[TASK DIRECTIONS]: Would you repeat the listing exactly but omit every picture?

[DATA SHOWN]:
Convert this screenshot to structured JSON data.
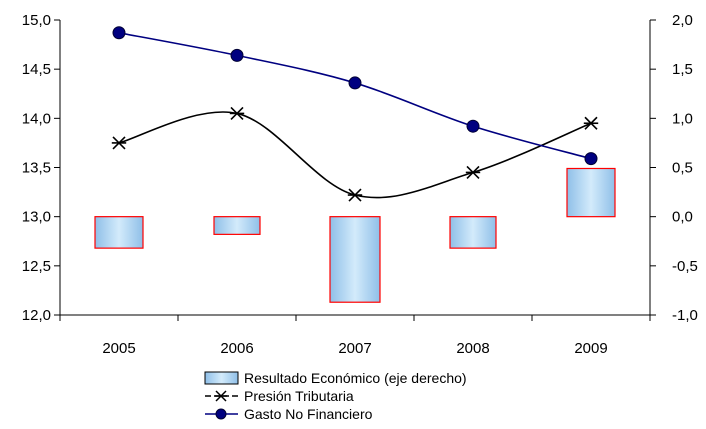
{
  "chart_data": {
    "type": "bar+line",
    "categories": [
      "2005",
      "2006",
      "2007",
      "2008",
      "2009"
    ],
    "left_axis": {
      "ylim": [
        12.0,
        15.0
      ],
      "ticks": [
        "15,0",
        "14,5",
        "14,0",
        "13,5",
        "13,0",
        "12,5",
        "12,0"
      ]
    },
    "right_axis": {
      "ylim": [
        -1.0,
        2.0
      ],
      "ticks": [
        "2,0",
        "1,5",
        "1,0",
        "0,5",
        "0,0",
        "-0,5",
        "-1,0"
      ]
    },
    "series": [
      {
        "name": "Resultado Económico (eje derecho)",
        "kind": "bar",
        "axis": "right",
        "values": [
          -0.32,
          -0.18,
          -0.87,
          -0.32,
          0.49
        ]
      },
      {
        "name": "Presión Tributaria",
        "kind": "line",
        "axis": "left",
        "marker": "asterisk",
        "values": [
          13.75,
          14.05,
          13.22,
          13.45,
          13.95
        ]
      },
      {
        "name": "Gasto No Financiero",
        "kind": "line",
        "axis": "left",
        "marker": "circle",
        "values": [
          14.87,
          14.64,
          14.36,
          13.92,
          13.59
        ]
      }
    ],
    "colors": {
      "bar_fill_light": "#c9e4f8",
      "bar_fill_dark": "#6fa8dc",
      "bar_border": "#ff0000",
      "presion_line": "#000000",
      "gasto_line": "#000080",
      "gasto_marker": "#000080"
    },
    "grid": false,
    "legend_placement": "bottom-center"
  }
}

[RESPONSE TO THE EXERCISE]:
Convert this screenshot to structured JSON data.
{
  "chart_data": {
    "type": "bar+line",
    "categories": [
      "2005",
      "2006",
      "2007",
      "2008",
      "2009"
    ],
    "left_axis": {
      "ylim": [
        12.0,
        15.0
      ],
      "ticks": [
        "15,0",
        "14,5",
        "14,0",
        "13,5",
        "13,0",
        "12,5",
        "12,0"
      ]
    },
    "right_axis": {
      "ylim": [
        -1.0,
        2.0
      ],
      "ticks": [
        "2,0",
        "1,5",
        "1,0",
        "0,5",
        "0,0",
        "-0,5",
        "-1,0"
      ]
    },
    "series": [
      {
        "name": "Resultado Económico (eje derecho)",
        "kind": "bar",
        "axis": "right",
        "values": [
          -0.32,
          -0.18,
          -0.87,
          -0.32,
          0.49
        ]
      },
      {
        "name": "Presión Tributaria",
        "kind": "line",
        "axis": "left",
        "marker": "asterisk",
        "values": [
          13.75,
          14.05,
          13.22,
          13.45,
          13.95
        ]
      },
      {
        "name": "Gasto No Financiero",
        "kind": "line",
        "axis": "left",
        "marker": "circle",
        "values": [
          14.87,
          14.64,
          14.36,
          13.92,
          13.59
        ]
      }
    ],
    "colors": {
      "bar_fill_light": "#c9e4f8",
      "bar_fill_dark": "#6fa8dc",
      "bar_border": "#ff0000",
      "presion_line": "#000000",
      "gasto_line": "#000080",
      "gasto_marker": "#000080"
    },
    "grid": false,
    "legend_placement": "bottom-center"
  }
}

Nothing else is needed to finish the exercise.